■ TASK TO COMPLETE
Each line that holds the word "details" should be returned.
# MATERIAL start
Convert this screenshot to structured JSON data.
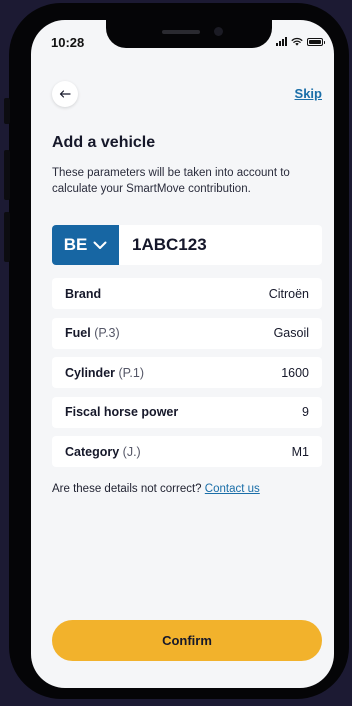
{
  "status_bar": {
    "time": "10:28",
    "icons": [
      "signal-icon",
      "wifi-icon",
      "battery-icon"
    ]
  },
  "header": {
    "back_icon": "arrow-left-icon",
    "skip_label": "Skip"
  },
  "page": {
    "title": "Add a vehicle",
    "description": "These parameters will be taken into account to calculate your SmartMove contribution."
  },
  "plate": {
    "country_code": "BE",
    "country_icon": "chevron-down-icon",
    "number": "1ABC123"
  },
  "details": [
    {
      "label": "Brand",
      "hint": "",
      "value": "Citroën"
    },
    {
      "label": "Fuel",
      "hint": "(P.3)",
      "value": "Gasoil"
    },
    {
      "label": "Cylinder",
      "hint": "(P.1)",
      "value": "1600"
    },
    {
      "label": "Fiscal horse power",
      "hint": "",
      "value": "9"
    },
    {
      "label": "Category",
      "hint": "(J.)",
      "value": "M1"
    }
  ],
  "help": {
    "text": "Are these details not correct?",
    "link_label": "Contact us"
  },
  "confirm_label": "Confirm",
  "colors": {
    "brand_blue": "#1766a3",
    "link_blue": "#1a6ea8",
    "accent_yellow": "#f2b22c",
    "screen_background": "#f5f6f8"
  }
}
# MATERIAL end
■ RESPONSE TO THIS TASK
  "details": [
    "text": "Are these details not correct?",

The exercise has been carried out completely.